#### Provided records
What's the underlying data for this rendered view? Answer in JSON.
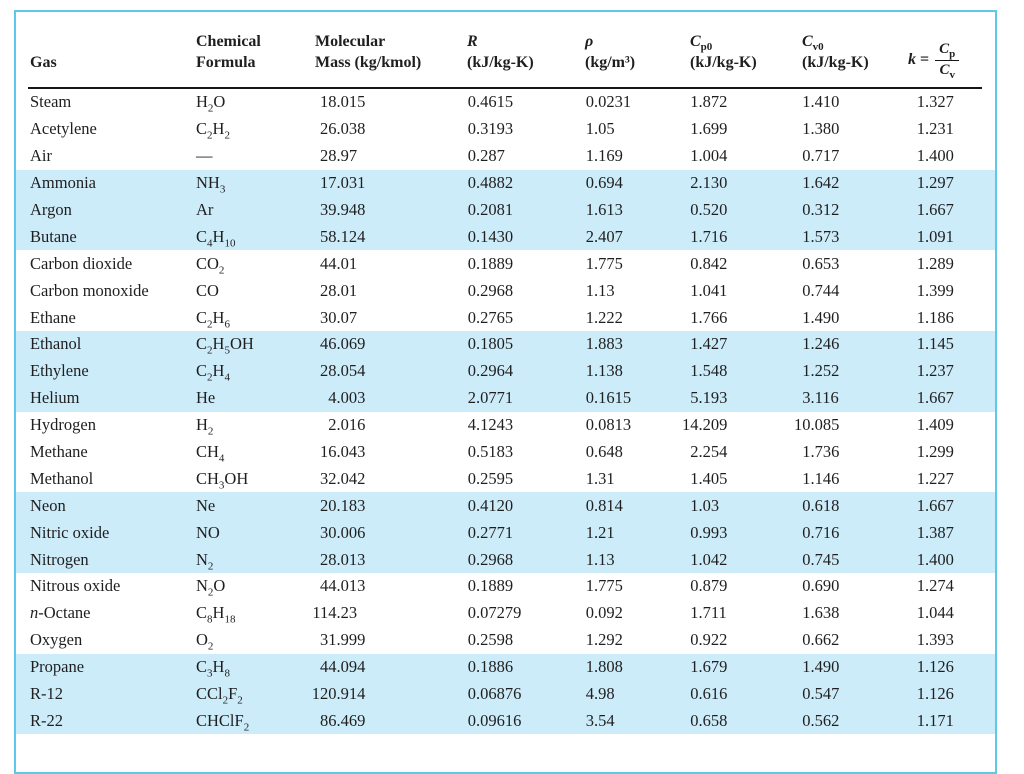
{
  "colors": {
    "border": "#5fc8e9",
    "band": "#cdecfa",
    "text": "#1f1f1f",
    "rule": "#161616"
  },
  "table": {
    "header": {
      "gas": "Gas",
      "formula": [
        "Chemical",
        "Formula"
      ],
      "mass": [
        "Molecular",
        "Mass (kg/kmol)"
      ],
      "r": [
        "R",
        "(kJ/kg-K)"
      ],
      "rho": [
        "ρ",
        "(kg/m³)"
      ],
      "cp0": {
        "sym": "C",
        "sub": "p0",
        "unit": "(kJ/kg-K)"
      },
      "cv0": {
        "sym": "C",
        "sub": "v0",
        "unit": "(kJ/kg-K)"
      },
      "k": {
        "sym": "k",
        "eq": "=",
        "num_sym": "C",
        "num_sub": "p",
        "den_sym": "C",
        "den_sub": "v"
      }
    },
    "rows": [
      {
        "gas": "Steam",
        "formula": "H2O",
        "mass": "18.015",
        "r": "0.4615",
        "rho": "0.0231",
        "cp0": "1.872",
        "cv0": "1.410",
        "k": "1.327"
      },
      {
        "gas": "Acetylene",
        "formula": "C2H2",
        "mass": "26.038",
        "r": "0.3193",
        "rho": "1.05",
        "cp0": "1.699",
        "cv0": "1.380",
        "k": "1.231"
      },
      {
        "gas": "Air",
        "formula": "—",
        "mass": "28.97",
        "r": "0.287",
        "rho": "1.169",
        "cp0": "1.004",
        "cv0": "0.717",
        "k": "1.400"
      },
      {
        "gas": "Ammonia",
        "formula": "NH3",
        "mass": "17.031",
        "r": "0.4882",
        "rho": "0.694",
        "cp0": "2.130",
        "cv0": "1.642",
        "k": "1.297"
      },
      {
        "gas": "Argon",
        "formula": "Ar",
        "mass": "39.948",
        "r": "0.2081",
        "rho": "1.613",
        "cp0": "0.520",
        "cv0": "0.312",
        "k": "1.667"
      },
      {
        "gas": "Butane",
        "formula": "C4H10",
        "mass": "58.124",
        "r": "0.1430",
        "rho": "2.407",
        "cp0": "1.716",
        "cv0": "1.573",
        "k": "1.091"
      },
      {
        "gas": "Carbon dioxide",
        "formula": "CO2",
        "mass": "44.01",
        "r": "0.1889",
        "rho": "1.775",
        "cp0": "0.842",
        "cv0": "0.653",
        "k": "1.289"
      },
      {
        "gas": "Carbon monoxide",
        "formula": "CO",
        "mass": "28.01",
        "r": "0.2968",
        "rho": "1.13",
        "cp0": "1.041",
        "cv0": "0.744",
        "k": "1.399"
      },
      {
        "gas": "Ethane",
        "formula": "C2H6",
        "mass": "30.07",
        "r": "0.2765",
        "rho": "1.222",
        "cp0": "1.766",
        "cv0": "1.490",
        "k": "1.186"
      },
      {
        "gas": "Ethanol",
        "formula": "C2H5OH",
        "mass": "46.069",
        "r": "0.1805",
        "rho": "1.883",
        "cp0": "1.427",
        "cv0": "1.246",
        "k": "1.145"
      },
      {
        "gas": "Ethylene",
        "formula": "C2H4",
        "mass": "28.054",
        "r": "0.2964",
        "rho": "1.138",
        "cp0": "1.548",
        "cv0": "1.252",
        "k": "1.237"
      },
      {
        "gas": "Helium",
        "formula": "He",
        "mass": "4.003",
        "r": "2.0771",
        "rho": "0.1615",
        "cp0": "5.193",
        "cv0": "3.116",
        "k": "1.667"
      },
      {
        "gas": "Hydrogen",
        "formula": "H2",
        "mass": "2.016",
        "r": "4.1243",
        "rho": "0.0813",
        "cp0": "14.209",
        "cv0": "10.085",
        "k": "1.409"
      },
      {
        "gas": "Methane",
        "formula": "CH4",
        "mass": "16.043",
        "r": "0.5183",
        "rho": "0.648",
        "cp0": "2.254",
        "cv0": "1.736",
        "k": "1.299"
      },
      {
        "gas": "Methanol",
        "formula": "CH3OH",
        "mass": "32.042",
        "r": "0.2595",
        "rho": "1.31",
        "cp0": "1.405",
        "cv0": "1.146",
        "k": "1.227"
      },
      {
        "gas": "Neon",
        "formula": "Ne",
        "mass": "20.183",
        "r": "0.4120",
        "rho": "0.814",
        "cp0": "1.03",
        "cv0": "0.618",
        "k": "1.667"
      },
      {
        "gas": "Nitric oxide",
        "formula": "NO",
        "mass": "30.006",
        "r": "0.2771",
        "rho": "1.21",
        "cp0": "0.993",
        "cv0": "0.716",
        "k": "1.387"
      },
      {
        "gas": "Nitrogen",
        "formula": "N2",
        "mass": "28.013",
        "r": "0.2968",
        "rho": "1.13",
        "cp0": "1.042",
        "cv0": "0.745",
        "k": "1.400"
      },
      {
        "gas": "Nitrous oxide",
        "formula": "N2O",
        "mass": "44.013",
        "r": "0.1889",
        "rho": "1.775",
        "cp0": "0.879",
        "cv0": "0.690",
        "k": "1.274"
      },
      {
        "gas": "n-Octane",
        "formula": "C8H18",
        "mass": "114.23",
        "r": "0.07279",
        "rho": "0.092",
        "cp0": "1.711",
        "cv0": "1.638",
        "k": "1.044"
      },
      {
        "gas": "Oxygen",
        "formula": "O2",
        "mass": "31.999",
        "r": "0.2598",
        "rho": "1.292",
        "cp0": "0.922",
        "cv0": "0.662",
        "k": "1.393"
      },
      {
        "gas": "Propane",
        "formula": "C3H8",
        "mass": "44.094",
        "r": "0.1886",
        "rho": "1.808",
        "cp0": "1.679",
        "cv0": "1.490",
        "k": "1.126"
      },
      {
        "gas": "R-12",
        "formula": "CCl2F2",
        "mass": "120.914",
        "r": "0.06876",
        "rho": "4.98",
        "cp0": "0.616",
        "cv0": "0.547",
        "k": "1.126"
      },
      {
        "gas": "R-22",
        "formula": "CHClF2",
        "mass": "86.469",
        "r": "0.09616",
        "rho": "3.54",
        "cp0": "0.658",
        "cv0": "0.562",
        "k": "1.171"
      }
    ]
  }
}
########
* **Objective**
Go through the lines above. Select every one that has the string "Carbon".

* **Worked solution**
        "gas": "Carbon dioxide",
        "gas": "Carbon monoxide",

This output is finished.